## INSTRUCTIONS FOR THE TASK
Output the records. Match them exactly.

[Collected data]
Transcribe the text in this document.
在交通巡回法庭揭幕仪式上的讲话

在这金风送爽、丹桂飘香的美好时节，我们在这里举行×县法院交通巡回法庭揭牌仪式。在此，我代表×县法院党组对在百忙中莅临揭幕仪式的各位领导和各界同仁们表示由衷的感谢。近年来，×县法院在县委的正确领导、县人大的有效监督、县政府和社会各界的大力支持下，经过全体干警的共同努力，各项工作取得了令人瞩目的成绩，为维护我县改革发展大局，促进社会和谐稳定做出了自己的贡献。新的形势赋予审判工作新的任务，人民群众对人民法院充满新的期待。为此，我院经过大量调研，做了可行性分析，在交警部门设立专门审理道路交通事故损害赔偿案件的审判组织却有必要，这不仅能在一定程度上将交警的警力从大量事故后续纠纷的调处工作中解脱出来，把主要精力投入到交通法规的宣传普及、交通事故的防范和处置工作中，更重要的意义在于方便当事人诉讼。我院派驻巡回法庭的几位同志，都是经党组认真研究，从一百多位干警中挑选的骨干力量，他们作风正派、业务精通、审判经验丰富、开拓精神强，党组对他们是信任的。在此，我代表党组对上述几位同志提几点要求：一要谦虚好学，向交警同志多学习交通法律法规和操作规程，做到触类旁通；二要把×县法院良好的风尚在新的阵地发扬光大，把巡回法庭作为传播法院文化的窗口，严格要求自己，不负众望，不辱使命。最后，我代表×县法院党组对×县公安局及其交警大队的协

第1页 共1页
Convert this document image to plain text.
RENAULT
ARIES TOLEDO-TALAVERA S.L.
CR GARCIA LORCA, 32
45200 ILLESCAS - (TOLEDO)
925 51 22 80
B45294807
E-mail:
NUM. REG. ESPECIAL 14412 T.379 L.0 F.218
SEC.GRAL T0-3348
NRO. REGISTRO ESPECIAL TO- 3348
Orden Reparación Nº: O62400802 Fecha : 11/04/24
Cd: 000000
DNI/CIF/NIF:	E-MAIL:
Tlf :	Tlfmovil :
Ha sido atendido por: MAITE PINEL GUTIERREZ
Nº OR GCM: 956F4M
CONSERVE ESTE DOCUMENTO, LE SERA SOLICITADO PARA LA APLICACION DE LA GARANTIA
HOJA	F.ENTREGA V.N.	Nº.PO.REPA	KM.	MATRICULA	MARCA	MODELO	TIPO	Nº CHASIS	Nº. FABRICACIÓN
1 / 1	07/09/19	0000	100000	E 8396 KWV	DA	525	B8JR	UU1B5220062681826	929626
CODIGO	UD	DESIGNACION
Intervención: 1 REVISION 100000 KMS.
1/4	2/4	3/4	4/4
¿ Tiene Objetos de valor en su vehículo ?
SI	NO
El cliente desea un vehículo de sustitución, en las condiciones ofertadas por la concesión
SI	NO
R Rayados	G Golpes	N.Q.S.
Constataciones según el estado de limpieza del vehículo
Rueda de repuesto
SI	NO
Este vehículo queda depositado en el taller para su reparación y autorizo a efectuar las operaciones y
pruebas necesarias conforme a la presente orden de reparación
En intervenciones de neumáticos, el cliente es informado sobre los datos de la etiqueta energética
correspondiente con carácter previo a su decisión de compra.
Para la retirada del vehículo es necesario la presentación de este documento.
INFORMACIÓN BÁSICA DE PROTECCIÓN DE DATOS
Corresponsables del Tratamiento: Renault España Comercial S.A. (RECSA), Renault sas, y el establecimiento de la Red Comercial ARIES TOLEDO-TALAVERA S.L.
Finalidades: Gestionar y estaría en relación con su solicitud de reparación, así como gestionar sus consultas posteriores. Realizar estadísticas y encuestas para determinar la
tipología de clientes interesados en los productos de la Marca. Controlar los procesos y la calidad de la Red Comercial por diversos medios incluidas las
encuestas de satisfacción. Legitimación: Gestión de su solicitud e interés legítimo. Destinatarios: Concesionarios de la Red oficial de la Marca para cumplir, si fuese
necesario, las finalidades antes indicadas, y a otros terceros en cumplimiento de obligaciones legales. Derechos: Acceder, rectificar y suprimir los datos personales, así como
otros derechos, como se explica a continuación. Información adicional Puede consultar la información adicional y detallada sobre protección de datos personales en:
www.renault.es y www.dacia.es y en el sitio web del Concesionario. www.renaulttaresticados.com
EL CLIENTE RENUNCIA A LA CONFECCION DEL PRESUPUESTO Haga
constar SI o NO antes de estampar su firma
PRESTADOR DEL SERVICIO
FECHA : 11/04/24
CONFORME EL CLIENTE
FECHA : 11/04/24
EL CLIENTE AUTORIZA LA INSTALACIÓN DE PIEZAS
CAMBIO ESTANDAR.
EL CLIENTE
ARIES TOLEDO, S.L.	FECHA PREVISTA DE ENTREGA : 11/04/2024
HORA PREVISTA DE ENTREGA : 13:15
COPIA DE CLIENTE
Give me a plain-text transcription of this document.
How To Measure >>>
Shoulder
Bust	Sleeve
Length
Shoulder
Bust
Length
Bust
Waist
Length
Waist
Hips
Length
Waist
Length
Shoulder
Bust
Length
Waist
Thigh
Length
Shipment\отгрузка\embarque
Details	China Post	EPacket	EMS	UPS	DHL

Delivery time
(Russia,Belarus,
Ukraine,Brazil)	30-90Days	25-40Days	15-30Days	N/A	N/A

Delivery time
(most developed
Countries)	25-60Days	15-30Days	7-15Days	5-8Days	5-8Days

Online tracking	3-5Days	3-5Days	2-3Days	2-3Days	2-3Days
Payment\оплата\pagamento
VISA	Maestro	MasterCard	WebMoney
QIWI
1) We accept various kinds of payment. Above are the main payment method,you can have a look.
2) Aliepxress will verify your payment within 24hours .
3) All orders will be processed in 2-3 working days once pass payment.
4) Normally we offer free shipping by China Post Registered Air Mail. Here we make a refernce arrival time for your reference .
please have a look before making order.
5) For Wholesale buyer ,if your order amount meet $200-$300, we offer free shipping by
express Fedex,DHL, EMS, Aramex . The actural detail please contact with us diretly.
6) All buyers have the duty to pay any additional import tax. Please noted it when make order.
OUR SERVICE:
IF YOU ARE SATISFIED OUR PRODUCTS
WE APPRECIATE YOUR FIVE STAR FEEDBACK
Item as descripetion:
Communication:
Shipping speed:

## FULL SOLUTION
Transcribe the text in this document.
在交通巡回法庭揭幕仪式上的讲话

在这金风送爽、丹桂飘香的美好时节，我们在这里举行×县法院交通巡回法庭揭牌仪式。在此，我代表×县法院党组对在百忙中莅临揭幕仪式的各位领导和各界同仁们表示由衷的感谢。近年来，×县法院在县委的正确领导、县人大的有效监督、县政府和社会各界的大力支持下，经过全体干警的共同努力，各项工作取得了令人瞩目的成绩，为维护我县改革发展大局，促进社会和谐稳定做出了自己的贡献。新的形势赋予审判工作新的任务，人民群众对人民法院充满新的期待。为此，我院经过大量调研，做了可行性分析，在交警部门设立专门审理道路交通事故损害赔偿案件的审判组织却有必要，这不仅能在一定程度上将交警的警力从大量事故后续纠纷的调处工作中解脱出来，把主要精力投入到交通法规的宣传普及、交通事故的防范和处置工作中，更重要的意义在于方便当事人诉讼。我院派驻巡回法庭的几位同志，都是经党组认真研究，从一百多位干警中挑选的骨干力量，他们作风正派、业务精通、审判经验丰富、开拓精神强，党组对他们是信任的。在此，我代表党组对上述几位同志提几点要求：一要谦虚好学，向交警同志多学习交通法律法规和操作规程，做到触类旁通；二要把×县法院良好的风尚在新的阵地发扬光大，把巡回法庭作为传播法院文化的窗口，严格要求自己，不负众望，不辱使命。最后，我代表×县法院党组对×县公安局及其交警大队的协

第1页 共1页
Convert this document image to plain text.
RENAULT
ARIES TOLEDO-TALAVERA S.L.
CR GARCIA LORCA, 32
45200 ILLESCAS - (TOLEDO)
925 51 22 80
B45294807
E-mail:
NUM. REG. ESPECIAL 14412 T.379 L.0 F.218
SEC.GRAL T0-3348
NRO. REGISTRO ESPECIAL TO- 3348
Orden Reparación Nº: O62400802 Fecha : 11/04/24
Cd: 000000
DNI/CIF/NIF:	E-MAIL:
Tlf :	Tlfmovil :
Ha sido atendido por: MAITE PINEL GUTIERREZ
Nº OR GCM: 956F4M
CONSERVE ESTE DOCUMENTO, LE SERA SOLICITADO PARA LA APLICACION DE LA GARANTIA
HOJA	F.ENTREGA V.N.	Nº.PO.REPA	KM.	MATRICULA	MARCA	MODELO	TIPO	Nº CHASIS	Nº. FABRICACIÓN
1 / 1	07/09/19	0000	100000	E 8396 KWV	DA	525	B8JR	UU1B5220062681826	929626
CODIGO	UD	DESIGNACION
Intervención: 1 REVISION 100000 KMS.
1/4	2/4	3/4	4/4
¿ Tiene Objetos de valor en su vehículo ?
SI	NO
El cliente desea un vehículo de sustitución, en las condiciones ofertadas por la concesión
SI	NO
R Rayados	G Golpes	N.Q.S.
Constataciones según el estado de limpieza del vehículo
Rueda de repuesto
SI	NO
Este vehículo queda depositado en el taller para su reparación y autorizo a efectuar las operaciones y
pruebas necesarias conforme a la presente orden de reparación
En intervenciones de neumáticos, el cliente es informado sobre los datos de la etiqueta energética
correspondiente con carácter previo a su decisión de compra.
Para la retirada del vehículo es necesario la presentación de este documento.
INFORMACIÓN BÁSICA DE PROTECCIÓN DE DATOS
Corresponsables del Tratamiento: Renault España Comercial S.A. (RECSA), Renault sas, y el establecimiento de la Red Comercial ARIES TOLEDO-TALAVERA S.L.
Finalidades: Gestionar y estaría en relación con su solicitud de reparación, así como gestionar sus consultas posteriores. Realizar estadísticas y encuestas para determinar la
tipología de clientes interesados en los productos de la Marca. Controlar los procesos y la calidad de la Red Comercial por diversos medios incluidas las
encuestas de satisfacción. Legitimación: Gestión de su solicitud e interés legítimo. Destinatarios: Concesionarios de la Red oficial de la Marca para cumplir, si fuese
necesario, las finalidades antes indicadas, y a otros terceros en cumplimiento de obligaciones legales. Derechos: Acceder, rectificar y suprimir los datos personales, así como
otros derechos, como se explica a continuación. Información adicional Puede consultar la información adicional y detallada sobre protección de datos personales en:
www.renault.es y www.dacia.es y en el sitio web del Concesionario. www.renaulttaresticados.com
EL CLIENTE RENUNCIA A LA CONFECCION DEL PRESUPUESTO Haga
constar SI o NO antes de estampar su firma
PRESTADOR DEL SERVICIO
FECHA : 11/04/24
CONFORME EL CLIENTE
FECHA : 11/04/24
EL CLIENTE AUTORIZA LA INSTALACIÓN DE PIEZAS
CAMBIO ESTANDAR.
EL CLIENTE
ARIES TOLEDO, S.L.	FECHA PREVISTA DE ENTREGA : 11/04/2024
HORA PREVISTA DE ENTREGA : 13:15
COPIA DE CLIENTE
Give me a plain-text transcription of this document.
How To Measure >>>
Shoulder
Bust	Sleeve
Length
Shoulder
Bust
Length
Bust
Waist
Length
Waist
Hips
Length
Waist
Length
Shoulder
Bust
Length
Waist
Thigh
Length
Shipment\отгрузка\embarque
Details	China Post	EPacket	EMS	UPS	DHL

Delivery time
(Russia,Belarus,
Ukraine,Brazil)	30-90Days	25-40Days	15-30Days	N/A	N/A

Delivery time
(most developed
Countries)	25-60Days	15-30Days	7-15Days	5-8Days	5-8Days

Online tracking	3-5Days	3-5Days	2-3Days	2-3Days	2-3Days
Payment\оплата\pagamento
VISA	Maestro	MasterCard	WebMoney
QIWI
1) We accept various kinds of payment. Above are the main payment method,you can have a look.
2) Aliepxress will verify your payment within 24hours .
3) All orders will be processed in 2-3 working days once pass payment.
4) Normally we offer free shipping by China Post Registered Air Mail. Here we make a refernce arrival time for your reference .
please have a look before making order.
5) For Wholesale buyer ,if your order amount meet $200-$300, we offer free shipping by
express Fedex,DHL, EMS, Aramex . The actural detail please contact with us diretly.
6) All buyers have the duty to pay any additional import tax. Please noted it when make order.
OUR SERVICE:
IF YOU ARE SATISFIED OUR PRODUCTS
WE APPRECIATE YOUR FIVE STAR FEEDBACK
Item as descripetion:
Communication:
Shipping speed:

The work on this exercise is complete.